▸ **Work request 1**
Decide whether each statement below agrees with the text about White's post-conviction proceedings. For each, answer yes or no and quote the deciding words of the text. (a) Kristina Cole had a prior criminal record when she was sentenced to 13.5 years in prison. (b) An appellate court reversed and remanded Carter's decision on Cole's post-conviction petition. (c) White was present at the proceeding recorded in the October 25, 2021 court transcript.
▸ **Work request 2**
Reproduce word for word the part of the text about White's post-conviction proceedings that runs from "However, following a" up to and including "the post-conviction hearing.".

Acts 1999, ch. 446, § 1; 2005, ch. 18, § 11; 2011, ch. 292, § 4; 2011, ch. 309, § 1.
TENNESSEE CODE ANNOTATED
Copyright © 2022 by The State of Tennessee All rights reserved
White’s post-conviction petition can be read in its entirety here:
At trial, White had two co-defendants, one of whom, Kristina Cole, was sentenced to 13.5 years in prison without a prior criminal record. In a June 14, 2017 letter to the Tennessee Board of Professional Responsibility (BOPR) responsive to a complaint Cole filed against him, Attorney Mark McDaniel stated the charge brought against Cole and White as “Conspiracy to Possess Methamphetamine with Intent to Sell in a Drug Free Zone.”
The letter was written approximately three months before Cole and White were sentenced in the alleged scheme.
The law on which White was convicted is stated in his online record as TCA 39-17-417, which in its current form gives rise to a “Class ‘A'” felony when the amount “of any substance containing amphetamine or methamphetamine or any salt of an optical isomer of amphetamine or methamphetamine” is 300 grams or more.
Cole also filed a post-conviction petition heard and denied by Carter in a four-page ruling dated November 6, 2020.
However, following a January 5, 2022 hearing on Cole’s appeal, an appellate court in April reversed and remanded Carter’s decision based on its finding that the trial court failed to perform a “finding of fact” as to Cole’s claims.
According to Carter in a court transcript from October 25, 2021 where White was not present but in which Carter addressed White’s “elbow counsel,” J. Shae Atkinson, “…obviously post convictions need to be heard as expeditiously as possible.”
On page 7 of a transcript dated March 22, 2022, Carter admits he is “behind” in holding the post-conviction hearing.

[Collection entries]

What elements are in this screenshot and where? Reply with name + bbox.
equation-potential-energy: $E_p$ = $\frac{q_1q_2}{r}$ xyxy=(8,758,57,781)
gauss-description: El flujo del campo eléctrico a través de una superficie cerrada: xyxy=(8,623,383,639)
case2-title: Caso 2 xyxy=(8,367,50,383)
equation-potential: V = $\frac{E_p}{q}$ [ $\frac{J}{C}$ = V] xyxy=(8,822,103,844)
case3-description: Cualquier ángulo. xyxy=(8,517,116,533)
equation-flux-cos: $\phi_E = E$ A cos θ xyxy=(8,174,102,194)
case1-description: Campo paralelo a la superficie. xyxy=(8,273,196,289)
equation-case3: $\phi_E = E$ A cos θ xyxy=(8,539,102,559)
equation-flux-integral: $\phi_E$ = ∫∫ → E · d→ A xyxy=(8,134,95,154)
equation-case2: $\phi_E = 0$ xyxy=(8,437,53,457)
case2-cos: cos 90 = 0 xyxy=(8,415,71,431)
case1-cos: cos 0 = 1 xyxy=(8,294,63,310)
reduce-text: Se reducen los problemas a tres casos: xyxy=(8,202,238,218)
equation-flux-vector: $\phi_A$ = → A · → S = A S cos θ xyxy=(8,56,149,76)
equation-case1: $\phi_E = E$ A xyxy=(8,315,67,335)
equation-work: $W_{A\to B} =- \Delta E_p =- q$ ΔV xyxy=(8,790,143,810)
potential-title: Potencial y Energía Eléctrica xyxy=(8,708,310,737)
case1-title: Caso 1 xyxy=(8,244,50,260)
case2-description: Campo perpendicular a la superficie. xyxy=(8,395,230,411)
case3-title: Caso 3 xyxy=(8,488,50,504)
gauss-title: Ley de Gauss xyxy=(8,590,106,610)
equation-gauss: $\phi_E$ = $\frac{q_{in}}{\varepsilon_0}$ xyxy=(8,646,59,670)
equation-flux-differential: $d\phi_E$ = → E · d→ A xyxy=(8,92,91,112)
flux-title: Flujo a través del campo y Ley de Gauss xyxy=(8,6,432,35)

▸ **Final answer 1**
(a) No: "was sentenced to 13.5 years in prison without a prior criminal record"
(b) Yes: "an appellate court in April reversed and remanded Carter’s decision"
(c) No: "where White was not present"

▸ **Final answer 2**
However, following a January 5, 2022 hearing on Cole’s appeal, an appellate court in April reversed and remanded Carter’s decision based on its finding that the trial court failed to perform a “finding of fact” as to Cole’s claims.
According to Carter in a court transcript from October 25, 2021 where White was not present but in which Carter addressed White’s “elbow counsel,” J. Shae Atkinson, “…obviously post convictions need to be heard as expeditiously as possible.”
On page 7 of a transcript dated March 22, 2022, Carter admits he is “behind” in holding the post-conviction hearing.